_Problem requirements_.
Your answer should reproduce every line of the material in which the word "Neurophilin" occurs.

_Provided data_.

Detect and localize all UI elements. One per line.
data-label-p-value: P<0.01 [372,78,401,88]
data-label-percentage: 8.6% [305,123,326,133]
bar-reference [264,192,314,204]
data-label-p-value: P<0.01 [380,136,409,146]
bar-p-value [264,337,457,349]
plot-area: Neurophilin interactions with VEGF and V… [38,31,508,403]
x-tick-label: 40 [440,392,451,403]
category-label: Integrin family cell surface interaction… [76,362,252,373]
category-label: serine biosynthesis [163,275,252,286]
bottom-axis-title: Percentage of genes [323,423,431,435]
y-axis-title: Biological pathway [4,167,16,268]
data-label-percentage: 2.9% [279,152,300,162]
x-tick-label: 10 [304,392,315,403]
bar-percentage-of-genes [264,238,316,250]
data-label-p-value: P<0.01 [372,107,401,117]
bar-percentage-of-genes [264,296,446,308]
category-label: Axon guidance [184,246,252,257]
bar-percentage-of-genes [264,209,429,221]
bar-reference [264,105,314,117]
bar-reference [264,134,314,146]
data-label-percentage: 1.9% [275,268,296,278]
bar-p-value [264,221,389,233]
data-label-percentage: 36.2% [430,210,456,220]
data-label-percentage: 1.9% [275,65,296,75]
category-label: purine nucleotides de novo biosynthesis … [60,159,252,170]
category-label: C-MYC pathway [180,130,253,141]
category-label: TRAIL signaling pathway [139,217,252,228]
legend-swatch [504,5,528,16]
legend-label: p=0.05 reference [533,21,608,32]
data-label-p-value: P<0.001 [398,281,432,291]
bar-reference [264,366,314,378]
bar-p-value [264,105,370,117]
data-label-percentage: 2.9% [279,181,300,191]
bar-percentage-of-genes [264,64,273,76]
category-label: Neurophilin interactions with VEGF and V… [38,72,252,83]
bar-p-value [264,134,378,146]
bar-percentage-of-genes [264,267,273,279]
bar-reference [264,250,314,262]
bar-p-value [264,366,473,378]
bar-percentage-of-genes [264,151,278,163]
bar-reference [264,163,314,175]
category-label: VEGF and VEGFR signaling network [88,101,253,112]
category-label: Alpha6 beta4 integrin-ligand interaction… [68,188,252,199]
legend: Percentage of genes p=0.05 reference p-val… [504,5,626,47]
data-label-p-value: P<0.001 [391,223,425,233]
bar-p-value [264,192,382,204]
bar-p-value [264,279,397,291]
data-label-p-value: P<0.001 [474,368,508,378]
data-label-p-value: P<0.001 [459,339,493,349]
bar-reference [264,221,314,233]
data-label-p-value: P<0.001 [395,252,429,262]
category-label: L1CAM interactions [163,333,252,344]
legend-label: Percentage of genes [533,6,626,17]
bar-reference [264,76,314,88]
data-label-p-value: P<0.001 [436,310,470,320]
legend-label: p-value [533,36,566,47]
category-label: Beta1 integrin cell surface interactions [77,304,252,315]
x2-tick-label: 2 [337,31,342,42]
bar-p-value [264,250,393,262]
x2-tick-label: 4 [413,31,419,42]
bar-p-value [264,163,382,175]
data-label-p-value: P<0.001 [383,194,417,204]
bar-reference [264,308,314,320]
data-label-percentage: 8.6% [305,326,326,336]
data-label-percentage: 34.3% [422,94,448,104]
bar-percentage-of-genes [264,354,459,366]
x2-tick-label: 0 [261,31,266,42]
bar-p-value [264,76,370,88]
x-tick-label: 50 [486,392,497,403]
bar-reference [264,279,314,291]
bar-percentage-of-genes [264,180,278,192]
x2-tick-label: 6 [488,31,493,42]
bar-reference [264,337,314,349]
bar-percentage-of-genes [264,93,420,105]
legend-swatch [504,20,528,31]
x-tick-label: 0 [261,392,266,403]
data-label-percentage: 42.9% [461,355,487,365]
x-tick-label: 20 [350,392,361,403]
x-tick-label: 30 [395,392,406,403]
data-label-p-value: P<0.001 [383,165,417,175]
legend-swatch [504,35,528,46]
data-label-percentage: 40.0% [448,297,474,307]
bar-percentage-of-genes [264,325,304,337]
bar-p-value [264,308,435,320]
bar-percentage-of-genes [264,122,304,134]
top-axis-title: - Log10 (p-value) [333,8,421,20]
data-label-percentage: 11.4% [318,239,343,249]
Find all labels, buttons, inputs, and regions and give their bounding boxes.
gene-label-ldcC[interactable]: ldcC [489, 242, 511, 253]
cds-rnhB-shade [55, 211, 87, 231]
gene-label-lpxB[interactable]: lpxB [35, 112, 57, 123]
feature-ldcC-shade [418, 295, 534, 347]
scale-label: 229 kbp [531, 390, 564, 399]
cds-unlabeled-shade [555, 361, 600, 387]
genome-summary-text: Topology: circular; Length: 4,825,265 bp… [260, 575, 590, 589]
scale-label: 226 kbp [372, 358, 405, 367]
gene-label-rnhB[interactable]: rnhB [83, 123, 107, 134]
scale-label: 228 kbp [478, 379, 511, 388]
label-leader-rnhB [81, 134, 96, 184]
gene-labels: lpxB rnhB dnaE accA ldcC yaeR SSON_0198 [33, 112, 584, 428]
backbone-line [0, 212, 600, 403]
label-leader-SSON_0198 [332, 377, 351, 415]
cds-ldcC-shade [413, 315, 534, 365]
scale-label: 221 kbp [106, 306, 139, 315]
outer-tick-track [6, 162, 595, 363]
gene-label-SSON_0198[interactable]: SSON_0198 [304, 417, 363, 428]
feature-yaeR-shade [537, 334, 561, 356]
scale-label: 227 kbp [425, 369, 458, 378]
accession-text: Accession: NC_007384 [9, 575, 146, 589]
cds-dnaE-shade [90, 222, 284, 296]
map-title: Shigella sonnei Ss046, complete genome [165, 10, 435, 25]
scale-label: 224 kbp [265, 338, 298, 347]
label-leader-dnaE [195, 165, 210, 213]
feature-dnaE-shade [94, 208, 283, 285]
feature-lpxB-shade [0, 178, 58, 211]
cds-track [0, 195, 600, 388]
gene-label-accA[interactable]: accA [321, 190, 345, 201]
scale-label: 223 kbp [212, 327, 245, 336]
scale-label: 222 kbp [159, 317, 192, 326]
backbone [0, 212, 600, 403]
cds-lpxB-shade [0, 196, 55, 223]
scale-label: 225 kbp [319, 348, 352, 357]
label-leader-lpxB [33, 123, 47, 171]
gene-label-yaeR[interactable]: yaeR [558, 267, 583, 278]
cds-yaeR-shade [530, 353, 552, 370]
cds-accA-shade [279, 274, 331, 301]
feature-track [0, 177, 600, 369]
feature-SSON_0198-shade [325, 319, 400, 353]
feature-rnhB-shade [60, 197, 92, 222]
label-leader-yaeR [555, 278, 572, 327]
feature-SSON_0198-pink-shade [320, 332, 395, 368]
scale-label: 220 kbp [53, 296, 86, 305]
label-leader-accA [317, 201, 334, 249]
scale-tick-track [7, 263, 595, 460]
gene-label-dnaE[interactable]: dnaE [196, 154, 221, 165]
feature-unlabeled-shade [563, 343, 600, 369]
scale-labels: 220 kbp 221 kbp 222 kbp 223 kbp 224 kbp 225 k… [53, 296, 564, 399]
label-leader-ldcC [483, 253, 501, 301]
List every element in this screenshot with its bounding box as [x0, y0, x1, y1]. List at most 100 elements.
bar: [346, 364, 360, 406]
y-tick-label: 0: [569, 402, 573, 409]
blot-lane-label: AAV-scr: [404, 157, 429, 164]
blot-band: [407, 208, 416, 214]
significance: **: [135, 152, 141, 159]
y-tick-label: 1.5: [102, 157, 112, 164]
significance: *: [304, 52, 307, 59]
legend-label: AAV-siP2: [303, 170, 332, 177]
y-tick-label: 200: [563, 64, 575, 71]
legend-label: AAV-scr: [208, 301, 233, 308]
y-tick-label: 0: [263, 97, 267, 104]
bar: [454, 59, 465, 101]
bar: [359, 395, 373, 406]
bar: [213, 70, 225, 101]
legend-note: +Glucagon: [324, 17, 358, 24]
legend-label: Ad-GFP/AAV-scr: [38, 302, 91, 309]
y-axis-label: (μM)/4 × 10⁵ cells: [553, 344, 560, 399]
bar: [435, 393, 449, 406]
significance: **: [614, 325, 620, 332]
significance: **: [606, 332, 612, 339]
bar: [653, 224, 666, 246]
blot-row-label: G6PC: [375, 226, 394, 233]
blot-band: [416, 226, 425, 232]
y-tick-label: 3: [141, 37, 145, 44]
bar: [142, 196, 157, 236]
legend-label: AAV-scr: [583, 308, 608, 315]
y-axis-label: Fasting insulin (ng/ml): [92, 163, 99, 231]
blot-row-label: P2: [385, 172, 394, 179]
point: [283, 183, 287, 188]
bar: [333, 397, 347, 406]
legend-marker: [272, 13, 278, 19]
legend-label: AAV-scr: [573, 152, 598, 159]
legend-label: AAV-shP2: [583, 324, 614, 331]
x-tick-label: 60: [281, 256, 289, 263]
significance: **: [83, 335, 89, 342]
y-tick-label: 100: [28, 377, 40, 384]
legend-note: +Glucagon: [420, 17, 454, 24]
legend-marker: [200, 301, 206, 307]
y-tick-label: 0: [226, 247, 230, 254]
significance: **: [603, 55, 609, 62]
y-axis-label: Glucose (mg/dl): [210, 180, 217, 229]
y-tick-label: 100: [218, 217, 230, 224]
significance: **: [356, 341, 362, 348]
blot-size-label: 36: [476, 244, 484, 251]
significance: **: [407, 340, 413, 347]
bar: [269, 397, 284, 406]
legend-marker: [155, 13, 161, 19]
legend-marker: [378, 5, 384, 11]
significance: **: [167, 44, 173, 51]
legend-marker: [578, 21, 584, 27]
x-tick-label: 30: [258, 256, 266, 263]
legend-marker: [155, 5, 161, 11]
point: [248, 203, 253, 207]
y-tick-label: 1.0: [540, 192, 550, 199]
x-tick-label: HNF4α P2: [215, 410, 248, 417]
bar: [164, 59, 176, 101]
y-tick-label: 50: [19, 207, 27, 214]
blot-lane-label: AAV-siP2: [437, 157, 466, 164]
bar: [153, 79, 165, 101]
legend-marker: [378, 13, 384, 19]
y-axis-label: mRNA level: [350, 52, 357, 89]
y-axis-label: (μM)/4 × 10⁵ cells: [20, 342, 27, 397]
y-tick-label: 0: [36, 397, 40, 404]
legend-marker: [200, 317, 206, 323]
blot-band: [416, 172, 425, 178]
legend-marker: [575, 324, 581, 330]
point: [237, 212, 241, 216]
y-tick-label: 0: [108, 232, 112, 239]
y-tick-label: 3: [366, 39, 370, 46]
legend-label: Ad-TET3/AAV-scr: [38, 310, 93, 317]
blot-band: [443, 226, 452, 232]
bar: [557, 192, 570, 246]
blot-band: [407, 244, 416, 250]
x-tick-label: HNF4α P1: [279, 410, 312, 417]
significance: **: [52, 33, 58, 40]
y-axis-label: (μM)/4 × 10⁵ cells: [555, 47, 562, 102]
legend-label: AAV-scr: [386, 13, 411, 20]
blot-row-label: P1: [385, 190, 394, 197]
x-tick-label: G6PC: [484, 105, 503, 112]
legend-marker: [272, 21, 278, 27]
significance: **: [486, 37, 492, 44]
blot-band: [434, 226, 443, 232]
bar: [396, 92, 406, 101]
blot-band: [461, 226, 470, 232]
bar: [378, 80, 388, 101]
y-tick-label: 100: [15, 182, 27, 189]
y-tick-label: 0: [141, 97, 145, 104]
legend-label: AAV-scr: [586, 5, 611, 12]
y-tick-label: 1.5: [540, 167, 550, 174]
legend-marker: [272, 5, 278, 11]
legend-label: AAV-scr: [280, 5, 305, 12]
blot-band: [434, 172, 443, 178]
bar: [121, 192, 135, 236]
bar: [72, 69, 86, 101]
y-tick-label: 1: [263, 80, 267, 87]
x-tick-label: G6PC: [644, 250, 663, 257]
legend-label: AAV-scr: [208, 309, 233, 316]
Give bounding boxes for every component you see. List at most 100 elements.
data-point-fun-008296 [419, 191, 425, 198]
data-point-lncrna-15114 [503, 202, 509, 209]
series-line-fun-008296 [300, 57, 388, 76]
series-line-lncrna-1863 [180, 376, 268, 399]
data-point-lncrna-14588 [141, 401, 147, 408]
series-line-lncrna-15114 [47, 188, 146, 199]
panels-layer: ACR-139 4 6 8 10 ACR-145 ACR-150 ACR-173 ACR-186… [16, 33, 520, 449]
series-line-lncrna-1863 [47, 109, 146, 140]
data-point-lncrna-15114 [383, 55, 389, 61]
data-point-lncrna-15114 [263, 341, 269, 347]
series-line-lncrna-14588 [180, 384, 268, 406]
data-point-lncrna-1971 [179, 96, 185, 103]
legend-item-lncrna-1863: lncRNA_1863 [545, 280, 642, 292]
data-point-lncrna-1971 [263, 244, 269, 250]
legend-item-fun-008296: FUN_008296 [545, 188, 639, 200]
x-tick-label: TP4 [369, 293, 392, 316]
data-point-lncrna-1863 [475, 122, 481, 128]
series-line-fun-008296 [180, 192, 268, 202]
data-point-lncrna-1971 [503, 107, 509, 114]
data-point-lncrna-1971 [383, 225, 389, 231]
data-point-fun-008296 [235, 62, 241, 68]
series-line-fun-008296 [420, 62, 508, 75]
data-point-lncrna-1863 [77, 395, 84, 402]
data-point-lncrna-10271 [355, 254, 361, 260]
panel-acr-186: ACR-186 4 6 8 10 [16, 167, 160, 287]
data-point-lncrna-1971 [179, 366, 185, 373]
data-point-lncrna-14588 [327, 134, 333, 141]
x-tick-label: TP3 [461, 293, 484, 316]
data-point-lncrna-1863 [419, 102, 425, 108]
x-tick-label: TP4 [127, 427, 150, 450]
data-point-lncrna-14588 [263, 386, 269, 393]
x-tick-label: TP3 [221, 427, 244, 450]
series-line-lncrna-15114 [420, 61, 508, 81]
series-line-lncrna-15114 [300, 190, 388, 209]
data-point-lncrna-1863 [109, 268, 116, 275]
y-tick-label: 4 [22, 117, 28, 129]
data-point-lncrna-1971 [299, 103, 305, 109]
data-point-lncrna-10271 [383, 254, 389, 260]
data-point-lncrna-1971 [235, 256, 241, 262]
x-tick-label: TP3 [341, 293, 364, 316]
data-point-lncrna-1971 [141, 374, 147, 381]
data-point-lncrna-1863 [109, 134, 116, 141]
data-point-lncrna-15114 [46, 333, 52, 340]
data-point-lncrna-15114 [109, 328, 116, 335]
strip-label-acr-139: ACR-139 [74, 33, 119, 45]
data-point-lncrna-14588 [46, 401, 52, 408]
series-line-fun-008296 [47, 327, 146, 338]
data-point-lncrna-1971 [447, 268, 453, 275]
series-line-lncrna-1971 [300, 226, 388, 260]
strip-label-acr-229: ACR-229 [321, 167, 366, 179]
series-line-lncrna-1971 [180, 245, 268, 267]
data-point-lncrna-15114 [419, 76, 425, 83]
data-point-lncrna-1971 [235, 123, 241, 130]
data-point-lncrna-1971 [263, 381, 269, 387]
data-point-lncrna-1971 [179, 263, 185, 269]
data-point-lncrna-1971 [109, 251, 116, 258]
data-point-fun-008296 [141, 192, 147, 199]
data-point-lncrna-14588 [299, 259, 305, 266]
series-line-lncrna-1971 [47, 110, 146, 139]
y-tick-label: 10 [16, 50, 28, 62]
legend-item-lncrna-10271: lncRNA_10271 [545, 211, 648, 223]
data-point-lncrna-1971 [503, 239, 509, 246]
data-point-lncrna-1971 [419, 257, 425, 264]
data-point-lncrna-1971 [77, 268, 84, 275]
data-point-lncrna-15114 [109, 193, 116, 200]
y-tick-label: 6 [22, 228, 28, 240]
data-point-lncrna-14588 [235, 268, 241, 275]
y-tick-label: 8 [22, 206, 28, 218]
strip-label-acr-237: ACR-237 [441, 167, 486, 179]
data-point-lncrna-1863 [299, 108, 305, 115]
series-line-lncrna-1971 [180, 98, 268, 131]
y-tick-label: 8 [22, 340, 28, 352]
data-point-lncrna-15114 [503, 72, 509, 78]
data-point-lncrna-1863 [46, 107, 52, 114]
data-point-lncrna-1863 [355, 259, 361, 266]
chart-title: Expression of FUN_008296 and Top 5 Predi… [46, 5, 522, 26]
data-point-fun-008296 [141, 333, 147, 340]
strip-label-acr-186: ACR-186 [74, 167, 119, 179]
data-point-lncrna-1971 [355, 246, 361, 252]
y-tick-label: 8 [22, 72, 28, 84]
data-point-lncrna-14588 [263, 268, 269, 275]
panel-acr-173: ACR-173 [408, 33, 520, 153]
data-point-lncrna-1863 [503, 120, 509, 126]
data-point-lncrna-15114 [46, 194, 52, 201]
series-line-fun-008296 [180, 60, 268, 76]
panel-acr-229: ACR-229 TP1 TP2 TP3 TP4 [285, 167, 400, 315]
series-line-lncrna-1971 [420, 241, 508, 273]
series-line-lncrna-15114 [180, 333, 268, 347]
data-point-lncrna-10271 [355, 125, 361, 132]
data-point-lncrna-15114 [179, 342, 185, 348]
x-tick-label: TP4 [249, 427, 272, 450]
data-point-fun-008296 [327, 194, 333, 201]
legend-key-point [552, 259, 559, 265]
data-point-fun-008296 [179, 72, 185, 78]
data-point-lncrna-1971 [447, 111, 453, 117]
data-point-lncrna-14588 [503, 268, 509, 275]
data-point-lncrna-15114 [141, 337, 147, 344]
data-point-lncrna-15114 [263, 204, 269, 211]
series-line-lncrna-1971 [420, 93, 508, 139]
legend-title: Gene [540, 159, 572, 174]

_Answer to the exercise_.
plot-area: Neurophilin interactions with VEGF and V… [38,31,508,403]
category-label: Neurophilin interactions with VEGF and V… [38,72,252,83]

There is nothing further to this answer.